What you should do: Count every line of the listing where the string "this" occurs, and reply with the count alone.

Entries:
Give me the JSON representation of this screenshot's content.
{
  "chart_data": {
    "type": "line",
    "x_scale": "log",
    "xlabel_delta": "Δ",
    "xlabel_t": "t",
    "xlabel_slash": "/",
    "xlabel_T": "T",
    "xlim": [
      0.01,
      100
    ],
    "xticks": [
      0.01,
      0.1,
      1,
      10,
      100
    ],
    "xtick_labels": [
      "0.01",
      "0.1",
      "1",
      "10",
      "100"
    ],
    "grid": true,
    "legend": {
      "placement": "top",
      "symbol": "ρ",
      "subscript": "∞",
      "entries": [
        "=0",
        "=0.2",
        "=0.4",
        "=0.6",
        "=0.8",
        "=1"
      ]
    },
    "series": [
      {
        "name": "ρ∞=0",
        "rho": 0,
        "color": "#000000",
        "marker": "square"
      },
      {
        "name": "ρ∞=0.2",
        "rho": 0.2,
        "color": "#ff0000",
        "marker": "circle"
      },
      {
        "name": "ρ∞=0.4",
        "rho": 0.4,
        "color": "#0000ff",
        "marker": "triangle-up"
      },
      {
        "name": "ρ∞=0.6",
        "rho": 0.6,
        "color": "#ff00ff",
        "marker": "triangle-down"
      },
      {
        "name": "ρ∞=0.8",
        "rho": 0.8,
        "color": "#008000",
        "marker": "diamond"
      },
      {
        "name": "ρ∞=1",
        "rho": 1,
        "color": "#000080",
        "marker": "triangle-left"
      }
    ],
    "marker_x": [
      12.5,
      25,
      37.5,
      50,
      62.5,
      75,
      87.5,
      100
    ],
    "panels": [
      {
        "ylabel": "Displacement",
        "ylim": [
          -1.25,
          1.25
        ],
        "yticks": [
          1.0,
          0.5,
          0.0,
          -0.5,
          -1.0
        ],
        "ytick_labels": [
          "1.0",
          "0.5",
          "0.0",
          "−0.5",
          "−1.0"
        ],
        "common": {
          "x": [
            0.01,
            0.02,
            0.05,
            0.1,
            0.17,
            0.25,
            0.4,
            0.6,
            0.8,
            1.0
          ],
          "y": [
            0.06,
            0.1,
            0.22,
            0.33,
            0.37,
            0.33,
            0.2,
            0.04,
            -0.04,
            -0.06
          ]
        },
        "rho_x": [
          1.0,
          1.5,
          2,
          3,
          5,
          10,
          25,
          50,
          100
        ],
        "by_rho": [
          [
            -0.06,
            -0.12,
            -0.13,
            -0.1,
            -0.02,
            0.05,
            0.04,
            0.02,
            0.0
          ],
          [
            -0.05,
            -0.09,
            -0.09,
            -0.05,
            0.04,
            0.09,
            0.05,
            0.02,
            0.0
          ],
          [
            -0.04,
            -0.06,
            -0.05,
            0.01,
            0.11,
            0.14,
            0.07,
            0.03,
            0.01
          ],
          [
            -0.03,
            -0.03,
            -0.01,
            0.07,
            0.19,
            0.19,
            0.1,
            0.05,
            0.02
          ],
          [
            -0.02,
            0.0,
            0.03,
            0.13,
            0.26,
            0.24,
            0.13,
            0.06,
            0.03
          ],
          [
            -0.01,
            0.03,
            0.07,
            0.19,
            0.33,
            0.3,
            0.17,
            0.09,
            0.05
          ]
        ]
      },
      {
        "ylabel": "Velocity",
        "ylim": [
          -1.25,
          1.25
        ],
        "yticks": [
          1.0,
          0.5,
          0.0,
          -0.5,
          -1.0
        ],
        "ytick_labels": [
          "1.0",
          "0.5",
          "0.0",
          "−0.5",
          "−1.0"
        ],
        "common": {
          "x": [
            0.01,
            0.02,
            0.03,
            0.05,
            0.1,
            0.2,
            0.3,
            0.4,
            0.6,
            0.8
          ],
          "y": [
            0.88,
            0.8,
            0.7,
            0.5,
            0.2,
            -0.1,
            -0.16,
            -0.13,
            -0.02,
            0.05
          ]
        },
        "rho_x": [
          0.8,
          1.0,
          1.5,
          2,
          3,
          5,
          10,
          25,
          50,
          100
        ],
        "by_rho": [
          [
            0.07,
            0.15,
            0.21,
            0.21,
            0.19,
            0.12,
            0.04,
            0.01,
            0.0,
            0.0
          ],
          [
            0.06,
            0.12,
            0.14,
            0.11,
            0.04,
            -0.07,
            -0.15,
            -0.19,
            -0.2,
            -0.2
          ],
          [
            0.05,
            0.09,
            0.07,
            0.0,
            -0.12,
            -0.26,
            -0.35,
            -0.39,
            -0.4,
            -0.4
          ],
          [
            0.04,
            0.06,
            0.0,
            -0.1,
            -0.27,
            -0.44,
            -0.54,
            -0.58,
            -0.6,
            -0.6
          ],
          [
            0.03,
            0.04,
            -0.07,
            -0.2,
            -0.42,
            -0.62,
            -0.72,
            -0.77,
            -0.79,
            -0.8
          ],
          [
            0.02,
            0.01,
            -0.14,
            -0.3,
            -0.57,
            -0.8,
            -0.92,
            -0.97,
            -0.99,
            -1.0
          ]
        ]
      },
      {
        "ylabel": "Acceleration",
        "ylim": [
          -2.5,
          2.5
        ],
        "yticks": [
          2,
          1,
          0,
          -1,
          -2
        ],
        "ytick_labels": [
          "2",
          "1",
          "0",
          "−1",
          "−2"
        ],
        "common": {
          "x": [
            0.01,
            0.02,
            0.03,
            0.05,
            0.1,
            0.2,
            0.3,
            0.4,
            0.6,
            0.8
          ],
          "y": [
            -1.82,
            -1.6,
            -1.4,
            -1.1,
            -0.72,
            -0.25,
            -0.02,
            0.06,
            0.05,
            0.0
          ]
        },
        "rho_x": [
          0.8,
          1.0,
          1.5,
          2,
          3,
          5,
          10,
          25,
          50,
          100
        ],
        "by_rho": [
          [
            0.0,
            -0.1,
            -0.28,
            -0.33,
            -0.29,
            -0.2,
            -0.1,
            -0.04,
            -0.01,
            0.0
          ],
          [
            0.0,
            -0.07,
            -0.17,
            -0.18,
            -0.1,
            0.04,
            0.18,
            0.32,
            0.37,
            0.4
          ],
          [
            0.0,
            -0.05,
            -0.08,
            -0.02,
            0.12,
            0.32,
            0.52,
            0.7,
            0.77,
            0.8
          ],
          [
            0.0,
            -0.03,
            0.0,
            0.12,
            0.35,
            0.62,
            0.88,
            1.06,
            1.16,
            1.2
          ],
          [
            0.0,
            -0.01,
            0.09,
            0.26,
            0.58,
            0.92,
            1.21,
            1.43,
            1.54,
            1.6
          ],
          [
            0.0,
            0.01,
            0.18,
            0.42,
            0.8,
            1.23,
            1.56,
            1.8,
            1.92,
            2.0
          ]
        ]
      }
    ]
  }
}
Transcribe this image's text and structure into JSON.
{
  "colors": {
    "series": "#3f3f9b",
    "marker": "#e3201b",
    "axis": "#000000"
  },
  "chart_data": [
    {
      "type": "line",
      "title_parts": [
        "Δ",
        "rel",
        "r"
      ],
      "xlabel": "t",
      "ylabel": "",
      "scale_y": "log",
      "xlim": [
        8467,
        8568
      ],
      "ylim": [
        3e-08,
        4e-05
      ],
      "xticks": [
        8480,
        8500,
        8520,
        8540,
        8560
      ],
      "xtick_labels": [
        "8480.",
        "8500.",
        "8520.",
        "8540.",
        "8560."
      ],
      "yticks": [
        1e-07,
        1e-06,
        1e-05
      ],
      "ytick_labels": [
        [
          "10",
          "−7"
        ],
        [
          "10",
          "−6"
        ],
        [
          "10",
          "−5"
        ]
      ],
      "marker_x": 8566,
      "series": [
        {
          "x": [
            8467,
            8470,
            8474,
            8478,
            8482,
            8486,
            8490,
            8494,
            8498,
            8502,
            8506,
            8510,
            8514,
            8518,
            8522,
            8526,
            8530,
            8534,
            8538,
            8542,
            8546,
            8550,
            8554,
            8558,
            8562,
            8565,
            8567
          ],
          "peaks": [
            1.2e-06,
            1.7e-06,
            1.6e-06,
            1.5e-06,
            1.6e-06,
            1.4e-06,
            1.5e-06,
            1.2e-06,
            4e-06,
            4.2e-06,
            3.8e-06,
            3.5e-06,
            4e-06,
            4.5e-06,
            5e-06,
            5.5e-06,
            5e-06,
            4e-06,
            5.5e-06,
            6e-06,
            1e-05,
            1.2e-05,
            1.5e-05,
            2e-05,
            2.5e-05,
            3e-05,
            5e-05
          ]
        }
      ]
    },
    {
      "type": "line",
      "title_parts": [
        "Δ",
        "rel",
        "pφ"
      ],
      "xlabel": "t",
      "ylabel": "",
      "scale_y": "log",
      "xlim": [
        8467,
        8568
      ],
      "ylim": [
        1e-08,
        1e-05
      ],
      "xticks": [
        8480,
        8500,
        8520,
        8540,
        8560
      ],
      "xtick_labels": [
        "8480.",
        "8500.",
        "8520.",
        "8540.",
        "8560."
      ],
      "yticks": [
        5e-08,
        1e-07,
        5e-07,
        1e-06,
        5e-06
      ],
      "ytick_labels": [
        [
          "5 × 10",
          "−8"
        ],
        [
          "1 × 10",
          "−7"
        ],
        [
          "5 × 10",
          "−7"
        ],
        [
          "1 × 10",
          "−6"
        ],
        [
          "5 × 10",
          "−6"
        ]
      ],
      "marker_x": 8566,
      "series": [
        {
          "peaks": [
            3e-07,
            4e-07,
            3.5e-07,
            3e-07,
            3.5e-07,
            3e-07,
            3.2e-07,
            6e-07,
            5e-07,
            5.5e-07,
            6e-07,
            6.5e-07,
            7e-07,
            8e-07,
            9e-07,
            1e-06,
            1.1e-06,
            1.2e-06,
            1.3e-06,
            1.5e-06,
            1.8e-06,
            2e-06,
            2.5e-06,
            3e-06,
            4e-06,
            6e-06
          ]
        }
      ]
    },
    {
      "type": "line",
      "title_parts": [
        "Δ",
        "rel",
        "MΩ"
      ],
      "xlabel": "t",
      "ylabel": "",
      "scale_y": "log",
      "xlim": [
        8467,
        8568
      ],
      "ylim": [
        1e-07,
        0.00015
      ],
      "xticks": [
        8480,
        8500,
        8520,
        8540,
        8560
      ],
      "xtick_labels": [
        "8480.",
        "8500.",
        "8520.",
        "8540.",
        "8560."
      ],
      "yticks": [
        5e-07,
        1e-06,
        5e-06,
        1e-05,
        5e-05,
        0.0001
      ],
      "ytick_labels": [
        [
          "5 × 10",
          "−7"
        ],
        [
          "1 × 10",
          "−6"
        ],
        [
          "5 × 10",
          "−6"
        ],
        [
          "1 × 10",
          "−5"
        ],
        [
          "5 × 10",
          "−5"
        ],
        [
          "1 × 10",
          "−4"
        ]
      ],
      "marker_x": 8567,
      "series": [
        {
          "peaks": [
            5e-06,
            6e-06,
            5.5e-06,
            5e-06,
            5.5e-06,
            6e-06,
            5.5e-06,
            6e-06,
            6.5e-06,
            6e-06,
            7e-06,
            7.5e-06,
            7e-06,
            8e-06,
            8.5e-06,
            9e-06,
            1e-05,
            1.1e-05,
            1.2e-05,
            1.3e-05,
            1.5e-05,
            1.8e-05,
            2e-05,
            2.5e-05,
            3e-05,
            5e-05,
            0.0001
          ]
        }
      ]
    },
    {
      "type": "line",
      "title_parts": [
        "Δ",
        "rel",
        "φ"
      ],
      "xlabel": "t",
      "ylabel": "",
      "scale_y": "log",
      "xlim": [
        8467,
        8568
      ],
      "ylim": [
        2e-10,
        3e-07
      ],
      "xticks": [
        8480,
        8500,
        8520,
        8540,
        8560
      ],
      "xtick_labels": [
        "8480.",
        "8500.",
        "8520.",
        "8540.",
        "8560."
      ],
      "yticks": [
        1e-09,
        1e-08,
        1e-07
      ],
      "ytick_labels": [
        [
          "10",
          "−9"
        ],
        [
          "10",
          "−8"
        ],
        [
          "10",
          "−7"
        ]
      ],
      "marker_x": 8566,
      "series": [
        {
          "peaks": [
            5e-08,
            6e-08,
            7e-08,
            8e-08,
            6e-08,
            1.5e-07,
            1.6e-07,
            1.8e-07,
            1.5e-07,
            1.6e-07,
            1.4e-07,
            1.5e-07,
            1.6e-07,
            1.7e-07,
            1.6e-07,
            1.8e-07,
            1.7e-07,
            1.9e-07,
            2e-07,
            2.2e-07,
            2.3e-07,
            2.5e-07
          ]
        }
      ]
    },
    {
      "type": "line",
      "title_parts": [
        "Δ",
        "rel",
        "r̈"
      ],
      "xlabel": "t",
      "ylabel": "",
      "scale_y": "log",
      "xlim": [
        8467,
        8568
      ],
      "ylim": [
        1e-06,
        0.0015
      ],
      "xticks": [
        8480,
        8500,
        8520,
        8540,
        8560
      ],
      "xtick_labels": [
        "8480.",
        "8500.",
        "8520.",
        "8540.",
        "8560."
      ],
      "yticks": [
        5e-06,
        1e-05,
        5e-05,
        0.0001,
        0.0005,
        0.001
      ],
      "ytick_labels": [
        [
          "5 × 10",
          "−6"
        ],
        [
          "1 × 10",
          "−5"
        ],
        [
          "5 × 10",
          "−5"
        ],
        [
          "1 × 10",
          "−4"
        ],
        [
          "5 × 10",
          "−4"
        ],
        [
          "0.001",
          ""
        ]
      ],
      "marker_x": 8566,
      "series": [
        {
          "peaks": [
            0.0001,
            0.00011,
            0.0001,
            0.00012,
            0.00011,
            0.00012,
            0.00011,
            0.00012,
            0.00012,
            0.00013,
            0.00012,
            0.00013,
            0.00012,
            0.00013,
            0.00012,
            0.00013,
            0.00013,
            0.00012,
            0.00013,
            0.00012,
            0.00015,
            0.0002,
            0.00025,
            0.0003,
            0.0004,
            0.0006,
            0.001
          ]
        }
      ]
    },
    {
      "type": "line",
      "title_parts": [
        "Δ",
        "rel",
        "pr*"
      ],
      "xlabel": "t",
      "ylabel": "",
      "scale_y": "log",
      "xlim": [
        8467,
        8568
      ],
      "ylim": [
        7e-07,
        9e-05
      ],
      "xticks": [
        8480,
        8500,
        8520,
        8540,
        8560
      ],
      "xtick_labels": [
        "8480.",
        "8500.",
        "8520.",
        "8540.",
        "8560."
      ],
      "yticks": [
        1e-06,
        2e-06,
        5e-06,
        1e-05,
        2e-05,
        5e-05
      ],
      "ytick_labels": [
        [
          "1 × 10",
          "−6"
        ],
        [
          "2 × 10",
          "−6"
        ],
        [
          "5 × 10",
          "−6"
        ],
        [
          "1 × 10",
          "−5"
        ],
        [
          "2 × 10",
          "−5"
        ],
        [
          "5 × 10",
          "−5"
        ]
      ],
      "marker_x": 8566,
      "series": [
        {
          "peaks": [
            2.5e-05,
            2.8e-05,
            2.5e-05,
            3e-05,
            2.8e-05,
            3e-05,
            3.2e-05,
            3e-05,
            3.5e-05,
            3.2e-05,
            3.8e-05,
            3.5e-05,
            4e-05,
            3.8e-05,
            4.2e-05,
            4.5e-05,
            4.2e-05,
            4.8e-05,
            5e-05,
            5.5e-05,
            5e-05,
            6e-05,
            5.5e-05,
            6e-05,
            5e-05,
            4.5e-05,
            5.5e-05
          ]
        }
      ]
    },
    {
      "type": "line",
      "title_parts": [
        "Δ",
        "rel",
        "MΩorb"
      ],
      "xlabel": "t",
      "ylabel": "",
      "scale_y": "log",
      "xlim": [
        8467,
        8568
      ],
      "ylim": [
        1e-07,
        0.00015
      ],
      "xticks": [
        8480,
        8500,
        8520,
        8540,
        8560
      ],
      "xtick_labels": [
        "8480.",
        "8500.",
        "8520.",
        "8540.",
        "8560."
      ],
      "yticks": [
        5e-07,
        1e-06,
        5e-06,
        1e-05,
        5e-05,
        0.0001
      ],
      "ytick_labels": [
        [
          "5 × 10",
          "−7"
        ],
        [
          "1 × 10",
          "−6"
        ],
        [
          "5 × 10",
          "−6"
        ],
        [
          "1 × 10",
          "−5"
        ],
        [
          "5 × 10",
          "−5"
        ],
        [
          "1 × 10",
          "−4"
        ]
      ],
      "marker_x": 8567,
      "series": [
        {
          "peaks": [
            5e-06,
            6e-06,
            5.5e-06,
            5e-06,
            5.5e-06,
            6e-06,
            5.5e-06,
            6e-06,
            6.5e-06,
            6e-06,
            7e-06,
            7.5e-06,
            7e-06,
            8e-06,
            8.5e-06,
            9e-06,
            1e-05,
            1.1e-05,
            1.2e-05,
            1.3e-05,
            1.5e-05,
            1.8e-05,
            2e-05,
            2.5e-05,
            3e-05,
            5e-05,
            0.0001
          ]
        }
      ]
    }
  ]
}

Task solution: 2